***** Records to process
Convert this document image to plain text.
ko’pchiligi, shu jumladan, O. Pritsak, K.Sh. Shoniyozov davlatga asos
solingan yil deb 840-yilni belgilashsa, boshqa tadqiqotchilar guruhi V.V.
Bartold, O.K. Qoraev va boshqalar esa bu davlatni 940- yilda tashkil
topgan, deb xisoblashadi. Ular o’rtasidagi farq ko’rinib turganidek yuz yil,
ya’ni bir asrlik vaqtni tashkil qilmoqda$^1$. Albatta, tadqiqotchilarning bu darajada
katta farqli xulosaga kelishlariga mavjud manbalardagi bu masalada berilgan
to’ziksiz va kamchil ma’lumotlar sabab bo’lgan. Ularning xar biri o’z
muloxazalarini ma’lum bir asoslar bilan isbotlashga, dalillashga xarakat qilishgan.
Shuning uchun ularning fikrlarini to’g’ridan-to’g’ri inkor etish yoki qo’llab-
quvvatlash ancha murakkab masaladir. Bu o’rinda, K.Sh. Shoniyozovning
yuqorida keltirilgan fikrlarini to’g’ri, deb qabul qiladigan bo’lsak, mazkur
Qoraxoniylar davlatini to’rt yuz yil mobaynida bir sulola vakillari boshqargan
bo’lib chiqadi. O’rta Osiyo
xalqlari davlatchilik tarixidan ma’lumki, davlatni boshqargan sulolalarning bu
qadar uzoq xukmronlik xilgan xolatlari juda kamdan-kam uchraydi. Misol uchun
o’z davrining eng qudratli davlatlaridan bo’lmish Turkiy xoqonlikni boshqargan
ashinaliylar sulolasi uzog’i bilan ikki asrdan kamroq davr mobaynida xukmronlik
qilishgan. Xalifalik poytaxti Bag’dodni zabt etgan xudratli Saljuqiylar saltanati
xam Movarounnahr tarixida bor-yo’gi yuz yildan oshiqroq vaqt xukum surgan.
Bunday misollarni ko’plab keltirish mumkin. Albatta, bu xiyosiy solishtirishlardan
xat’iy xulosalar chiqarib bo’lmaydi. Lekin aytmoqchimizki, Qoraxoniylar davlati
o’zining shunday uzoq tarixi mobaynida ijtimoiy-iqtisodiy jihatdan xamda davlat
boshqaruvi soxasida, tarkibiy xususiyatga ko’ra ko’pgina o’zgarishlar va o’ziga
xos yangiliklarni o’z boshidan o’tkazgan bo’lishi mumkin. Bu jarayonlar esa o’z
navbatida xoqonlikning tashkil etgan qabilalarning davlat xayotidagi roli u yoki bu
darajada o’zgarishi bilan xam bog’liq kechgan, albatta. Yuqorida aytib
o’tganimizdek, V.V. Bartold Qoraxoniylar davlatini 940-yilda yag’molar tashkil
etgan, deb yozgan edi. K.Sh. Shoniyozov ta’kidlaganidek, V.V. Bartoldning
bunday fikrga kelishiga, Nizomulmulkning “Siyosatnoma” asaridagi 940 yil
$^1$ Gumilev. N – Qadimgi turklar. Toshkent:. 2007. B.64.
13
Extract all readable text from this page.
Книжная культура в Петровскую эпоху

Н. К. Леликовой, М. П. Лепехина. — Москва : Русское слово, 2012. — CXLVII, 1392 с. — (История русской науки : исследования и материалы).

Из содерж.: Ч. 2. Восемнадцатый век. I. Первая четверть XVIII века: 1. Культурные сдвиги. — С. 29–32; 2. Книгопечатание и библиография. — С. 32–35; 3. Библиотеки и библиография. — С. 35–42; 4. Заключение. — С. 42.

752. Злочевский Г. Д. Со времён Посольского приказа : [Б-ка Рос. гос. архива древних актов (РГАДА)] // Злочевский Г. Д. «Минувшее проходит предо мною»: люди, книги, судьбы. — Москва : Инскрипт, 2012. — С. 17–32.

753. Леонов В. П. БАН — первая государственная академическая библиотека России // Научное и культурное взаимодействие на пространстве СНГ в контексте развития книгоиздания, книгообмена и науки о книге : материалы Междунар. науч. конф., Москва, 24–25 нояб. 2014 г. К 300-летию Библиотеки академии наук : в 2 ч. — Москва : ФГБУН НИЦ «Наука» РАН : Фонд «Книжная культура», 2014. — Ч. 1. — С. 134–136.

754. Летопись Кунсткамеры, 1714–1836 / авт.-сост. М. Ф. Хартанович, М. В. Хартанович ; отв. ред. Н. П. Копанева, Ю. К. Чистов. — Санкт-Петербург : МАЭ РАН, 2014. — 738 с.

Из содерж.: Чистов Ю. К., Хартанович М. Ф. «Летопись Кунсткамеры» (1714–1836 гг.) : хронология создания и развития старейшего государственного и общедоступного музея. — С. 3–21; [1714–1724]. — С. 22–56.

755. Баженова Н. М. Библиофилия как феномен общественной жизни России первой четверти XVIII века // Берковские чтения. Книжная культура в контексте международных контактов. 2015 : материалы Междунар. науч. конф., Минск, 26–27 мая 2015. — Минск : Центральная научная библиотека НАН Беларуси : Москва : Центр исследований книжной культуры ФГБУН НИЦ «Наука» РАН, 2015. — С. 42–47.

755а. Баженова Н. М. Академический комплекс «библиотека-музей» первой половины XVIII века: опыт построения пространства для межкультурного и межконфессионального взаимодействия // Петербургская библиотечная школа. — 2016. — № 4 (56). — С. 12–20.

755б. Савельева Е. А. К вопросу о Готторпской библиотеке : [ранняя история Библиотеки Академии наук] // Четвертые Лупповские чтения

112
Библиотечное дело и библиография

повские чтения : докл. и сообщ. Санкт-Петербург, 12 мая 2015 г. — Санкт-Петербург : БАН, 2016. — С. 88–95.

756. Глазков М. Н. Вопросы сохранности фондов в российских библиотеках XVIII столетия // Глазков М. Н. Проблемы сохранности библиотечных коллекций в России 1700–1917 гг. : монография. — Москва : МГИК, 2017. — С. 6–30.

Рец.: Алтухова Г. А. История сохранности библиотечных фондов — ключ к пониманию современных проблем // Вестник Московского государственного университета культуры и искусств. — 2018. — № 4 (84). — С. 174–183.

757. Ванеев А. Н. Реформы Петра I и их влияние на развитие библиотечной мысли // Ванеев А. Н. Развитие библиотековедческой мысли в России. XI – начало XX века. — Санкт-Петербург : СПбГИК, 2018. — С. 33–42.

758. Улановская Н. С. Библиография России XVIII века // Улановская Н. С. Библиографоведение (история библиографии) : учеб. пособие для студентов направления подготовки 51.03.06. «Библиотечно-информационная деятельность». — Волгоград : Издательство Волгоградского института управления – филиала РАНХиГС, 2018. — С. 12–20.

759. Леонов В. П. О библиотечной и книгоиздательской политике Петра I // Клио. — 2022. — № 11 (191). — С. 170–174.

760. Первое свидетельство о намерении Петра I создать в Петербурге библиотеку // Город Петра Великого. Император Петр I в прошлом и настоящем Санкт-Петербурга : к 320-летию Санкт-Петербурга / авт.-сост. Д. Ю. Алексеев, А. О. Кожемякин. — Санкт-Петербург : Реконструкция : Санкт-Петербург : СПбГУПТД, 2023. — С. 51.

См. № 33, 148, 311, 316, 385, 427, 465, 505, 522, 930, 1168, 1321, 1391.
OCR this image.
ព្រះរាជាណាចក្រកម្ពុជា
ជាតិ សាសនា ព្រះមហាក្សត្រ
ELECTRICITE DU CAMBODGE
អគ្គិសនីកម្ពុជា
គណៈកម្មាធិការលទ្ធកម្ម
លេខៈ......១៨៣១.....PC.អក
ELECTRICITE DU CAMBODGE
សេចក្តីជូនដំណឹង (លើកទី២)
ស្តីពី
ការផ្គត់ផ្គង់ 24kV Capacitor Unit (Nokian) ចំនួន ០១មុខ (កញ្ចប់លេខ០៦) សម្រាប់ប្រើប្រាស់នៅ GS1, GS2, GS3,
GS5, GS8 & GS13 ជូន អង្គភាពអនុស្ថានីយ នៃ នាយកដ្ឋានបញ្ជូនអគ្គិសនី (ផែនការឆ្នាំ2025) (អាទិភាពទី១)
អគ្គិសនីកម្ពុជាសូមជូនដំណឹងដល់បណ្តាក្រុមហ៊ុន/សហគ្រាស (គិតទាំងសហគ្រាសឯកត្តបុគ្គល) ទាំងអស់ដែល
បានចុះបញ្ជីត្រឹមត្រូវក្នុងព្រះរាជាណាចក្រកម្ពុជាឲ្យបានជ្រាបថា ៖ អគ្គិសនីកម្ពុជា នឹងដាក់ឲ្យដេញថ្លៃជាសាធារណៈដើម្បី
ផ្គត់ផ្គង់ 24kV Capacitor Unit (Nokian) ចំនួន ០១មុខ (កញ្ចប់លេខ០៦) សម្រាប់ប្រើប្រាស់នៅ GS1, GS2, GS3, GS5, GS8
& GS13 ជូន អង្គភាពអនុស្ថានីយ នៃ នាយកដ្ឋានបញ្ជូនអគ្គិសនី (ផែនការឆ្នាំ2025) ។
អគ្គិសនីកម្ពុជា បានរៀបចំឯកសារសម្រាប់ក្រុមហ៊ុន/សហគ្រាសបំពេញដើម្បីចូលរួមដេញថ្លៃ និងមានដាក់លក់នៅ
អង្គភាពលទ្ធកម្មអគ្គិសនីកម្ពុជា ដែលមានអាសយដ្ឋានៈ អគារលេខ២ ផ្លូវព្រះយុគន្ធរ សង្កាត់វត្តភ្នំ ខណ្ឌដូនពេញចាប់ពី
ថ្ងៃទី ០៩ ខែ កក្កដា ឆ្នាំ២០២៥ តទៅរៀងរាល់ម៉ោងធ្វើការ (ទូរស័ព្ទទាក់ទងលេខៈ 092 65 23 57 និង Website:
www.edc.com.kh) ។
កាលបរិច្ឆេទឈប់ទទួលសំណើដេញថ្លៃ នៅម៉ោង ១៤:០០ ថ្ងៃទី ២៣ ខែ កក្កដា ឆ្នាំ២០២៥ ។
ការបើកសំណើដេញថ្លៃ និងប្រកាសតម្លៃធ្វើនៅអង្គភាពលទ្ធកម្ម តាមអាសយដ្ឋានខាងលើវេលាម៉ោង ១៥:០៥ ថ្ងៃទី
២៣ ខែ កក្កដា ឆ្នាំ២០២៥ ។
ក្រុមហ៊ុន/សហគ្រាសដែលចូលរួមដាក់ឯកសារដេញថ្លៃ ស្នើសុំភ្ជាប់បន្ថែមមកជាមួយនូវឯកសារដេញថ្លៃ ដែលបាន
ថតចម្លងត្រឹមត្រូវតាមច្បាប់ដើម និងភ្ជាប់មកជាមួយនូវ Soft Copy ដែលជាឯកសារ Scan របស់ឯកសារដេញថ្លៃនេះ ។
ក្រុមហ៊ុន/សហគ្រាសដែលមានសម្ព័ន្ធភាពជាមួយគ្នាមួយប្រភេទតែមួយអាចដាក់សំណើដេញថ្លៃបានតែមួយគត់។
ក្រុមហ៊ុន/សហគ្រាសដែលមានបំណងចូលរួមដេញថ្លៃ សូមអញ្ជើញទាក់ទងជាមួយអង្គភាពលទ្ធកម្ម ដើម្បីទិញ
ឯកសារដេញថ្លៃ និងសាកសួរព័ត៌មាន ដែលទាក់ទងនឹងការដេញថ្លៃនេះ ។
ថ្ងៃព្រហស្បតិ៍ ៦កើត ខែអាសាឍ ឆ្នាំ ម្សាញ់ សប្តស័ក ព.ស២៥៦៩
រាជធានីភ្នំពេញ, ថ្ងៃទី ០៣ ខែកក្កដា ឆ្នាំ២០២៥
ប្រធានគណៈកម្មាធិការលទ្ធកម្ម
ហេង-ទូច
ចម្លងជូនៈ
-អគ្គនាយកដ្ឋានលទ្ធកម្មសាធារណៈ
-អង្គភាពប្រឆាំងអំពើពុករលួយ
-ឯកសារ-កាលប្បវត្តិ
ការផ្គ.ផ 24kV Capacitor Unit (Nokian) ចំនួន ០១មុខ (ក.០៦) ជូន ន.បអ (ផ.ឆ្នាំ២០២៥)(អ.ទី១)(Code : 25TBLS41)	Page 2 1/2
**********
- Request
Show every line that contains the word "tashkil".

- Full output
Bartold, O.K. Qoraev va boshqalar esa bu davlatni 940- yilda tashkil
ya’ni bir asrlik vaqtni tashkil qilmoqda$^1$. Albatta, tadqiqotchilarning bu darajada
navbatida xoqonlikning tashkil etgan qabilalarning davlat xayotidagi roli u yoki bu
o’tganimizdek, V.V. Bartold Qoraxoniylar davlatini 940-yilda yag’molar tashkil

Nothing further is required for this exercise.